■ **GIVEN EXERCISE**
Reproduce the items word for word, from the first line through the line containing "communication-spec-title: Commnunication Spec", including that line.
------------------------------------
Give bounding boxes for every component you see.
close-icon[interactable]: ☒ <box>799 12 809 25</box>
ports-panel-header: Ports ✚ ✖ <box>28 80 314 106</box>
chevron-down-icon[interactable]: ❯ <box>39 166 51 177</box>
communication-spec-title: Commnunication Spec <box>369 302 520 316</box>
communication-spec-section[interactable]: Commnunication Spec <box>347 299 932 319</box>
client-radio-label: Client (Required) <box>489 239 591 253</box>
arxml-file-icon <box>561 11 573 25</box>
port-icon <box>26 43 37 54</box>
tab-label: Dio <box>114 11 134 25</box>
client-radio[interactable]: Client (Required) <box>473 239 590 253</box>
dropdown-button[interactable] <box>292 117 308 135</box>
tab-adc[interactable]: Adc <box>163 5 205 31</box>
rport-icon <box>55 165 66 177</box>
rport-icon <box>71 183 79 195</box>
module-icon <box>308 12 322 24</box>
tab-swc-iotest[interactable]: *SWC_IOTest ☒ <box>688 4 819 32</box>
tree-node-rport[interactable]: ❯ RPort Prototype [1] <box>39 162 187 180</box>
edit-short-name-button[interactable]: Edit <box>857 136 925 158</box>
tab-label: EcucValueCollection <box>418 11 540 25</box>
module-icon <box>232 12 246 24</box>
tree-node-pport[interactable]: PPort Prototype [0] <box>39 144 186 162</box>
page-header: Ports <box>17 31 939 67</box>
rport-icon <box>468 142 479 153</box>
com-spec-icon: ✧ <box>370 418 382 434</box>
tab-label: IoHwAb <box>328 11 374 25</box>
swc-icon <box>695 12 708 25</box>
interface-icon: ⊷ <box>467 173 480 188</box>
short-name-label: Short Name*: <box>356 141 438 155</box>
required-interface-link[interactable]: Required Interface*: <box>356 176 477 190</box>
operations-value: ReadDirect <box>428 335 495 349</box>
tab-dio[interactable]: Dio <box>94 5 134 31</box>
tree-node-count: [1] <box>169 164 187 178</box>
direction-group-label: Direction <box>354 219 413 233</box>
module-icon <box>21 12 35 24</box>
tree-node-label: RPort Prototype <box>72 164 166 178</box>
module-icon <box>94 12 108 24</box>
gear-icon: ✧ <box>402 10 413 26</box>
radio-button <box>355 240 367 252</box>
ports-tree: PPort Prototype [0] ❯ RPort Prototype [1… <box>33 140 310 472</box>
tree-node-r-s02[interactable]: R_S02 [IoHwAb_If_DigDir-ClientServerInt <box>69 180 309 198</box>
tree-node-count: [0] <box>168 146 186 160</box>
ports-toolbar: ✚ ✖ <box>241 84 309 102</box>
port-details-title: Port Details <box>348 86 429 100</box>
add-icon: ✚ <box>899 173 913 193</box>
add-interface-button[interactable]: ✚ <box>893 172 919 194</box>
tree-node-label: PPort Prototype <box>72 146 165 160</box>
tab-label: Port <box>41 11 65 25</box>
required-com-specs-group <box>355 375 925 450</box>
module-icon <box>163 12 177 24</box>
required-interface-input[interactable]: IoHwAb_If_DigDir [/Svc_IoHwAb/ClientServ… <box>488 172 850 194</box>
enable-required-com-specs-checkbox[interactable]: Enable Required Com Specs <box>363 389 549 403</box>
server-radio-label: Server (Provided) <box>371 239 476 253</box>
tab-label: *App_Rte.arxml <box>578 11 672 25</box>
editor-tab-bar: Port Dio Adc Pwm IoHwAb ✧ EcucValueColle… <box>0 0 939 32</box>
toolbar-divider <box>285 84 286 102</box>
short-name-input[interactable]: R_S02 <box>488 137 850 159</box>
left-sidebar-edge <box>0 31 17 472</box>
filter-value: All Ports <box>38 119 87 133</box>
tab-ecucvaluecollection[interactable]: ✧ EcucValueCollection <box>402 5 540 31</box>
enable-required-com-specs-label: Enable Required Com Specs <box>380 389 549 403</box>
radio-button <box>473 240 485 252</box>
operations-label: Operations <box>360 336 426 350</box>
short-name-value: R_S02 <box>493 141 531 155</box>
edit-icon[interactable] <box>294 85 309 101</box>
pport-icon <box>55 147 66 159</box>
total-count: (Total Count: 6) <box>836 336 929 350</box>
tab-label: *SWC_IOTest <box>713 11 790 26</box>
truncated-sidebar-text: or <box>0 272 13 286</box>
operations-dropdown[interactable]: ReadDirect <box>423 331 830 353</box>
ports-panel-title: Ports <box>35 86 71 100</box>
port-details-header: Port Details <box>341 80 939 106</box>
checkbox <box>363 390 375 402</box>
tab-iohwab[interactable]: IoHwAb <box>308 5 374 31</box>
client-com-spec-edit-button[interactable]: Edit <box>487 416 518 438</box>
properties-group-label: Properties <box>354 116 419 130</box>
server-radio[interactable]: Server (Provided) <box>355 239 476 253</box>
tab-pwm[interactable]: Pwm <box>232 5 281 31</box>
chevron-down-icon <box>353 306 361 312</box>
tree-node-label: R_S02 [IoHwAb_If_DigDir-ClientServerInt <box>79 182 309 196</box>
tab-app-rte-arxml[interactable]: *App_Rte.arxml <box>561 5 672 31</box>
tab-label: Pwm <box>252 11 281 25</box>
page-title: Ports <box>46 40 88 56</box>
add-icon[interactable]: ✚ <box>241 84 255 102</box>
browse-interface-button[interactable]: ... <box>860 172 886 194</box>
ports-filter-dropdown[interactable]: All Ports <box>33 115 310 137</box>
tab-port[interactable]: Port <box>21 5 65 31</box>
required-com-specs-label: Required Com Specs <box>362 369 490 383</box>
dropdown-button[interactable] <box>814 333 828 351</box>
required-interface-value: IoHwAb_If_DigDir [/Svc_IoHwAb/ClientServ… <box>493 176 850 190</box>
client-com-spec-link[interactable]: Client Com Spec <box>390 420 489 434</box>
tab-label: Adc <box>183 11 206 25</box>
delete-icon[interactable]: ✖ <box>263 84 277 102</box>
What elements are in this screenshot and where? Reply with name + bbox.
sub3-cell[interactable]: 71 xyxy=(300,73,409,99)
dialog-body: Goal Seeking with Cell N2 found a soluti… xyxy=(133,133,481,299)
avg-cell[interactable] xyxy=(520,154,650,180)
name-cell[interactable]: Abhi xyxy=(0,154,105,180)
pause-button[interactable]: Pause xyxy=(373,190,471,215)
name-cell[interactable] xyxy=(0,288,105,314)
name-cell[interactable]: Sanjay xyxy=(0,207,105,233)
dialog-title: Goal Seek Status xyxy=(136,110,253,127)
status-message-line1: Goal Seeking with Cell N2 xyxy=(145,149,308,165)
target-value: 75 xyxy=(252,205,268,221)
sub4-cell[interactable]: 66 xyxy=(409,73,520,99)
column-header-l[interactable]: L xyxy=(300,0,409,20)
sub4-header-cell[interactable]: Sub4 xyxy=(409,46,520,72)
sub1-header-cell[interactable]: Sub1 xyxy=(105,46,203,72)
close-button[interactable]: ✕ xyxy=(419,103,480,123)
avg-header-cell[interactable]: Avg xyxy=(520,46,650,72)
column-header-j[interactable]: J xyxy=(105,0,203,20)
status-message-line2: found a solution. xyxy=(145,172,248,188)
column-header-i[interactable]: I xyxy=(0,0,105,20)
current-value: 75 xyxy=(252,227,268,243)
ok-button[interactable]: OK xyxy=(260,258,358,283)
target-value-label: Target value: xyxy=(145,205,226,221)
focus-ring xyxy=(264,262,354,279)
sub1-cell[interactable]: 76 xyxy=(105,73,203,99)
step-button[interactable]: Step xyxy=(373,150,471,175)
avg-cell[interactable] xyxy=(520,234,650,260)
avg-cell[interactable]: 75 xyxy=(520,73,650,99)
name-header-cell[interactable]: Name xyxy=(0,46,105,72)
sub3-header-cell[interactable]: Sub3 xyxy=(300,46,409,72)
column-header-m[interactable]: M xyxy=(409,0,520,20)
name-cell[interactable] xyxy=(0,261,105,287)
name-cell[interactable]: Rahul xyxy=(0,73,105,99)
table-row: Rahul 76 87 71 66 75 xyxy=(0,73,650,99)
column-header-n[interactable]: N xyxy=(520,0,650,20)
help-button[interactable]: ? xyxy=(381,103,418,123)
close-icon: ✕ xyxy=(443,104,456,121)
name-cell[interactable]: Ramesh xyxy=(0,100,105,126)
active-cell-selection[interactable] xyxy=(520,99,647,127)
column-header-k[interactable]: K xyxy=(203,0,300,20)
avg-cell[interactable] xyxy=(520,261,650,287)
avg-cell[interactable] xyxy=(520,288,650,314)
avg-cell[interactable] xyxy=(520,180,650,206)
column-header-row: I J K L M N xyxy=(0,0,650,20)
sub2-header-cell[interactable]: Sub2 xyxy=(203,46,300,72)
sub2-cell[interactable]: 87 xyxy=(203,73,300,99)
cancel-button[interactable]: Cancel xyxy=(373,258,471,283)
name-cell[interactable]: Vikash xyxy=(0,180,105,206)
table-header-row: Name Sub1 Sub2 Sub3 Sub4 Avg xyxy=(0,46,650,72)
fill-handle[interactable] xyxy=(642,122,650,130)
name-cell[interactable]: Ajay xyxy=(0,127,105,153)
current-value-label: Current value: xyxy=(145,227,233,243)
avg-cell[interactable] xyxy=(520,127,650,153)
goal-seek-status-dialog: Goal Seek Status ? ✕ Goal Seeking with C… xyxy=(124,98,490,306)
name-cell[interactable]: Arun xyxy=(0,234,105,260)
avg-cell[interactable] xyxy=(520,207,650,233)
------------------------------------
■ **WRITTEN RESPONSE**
Give bounding boxes for every component you see.
close-icon[interactable]: ☒ <box>799 12 809 25</box>
ports-panel-header: Ports ✚ ✖ <box>28 80 314 106</box>
chevron-down-icon[interactable]: ❯ <box>39 166 51 177</box>
communication-spec-title: Commnunication Spec <box>369 302 520 316</box>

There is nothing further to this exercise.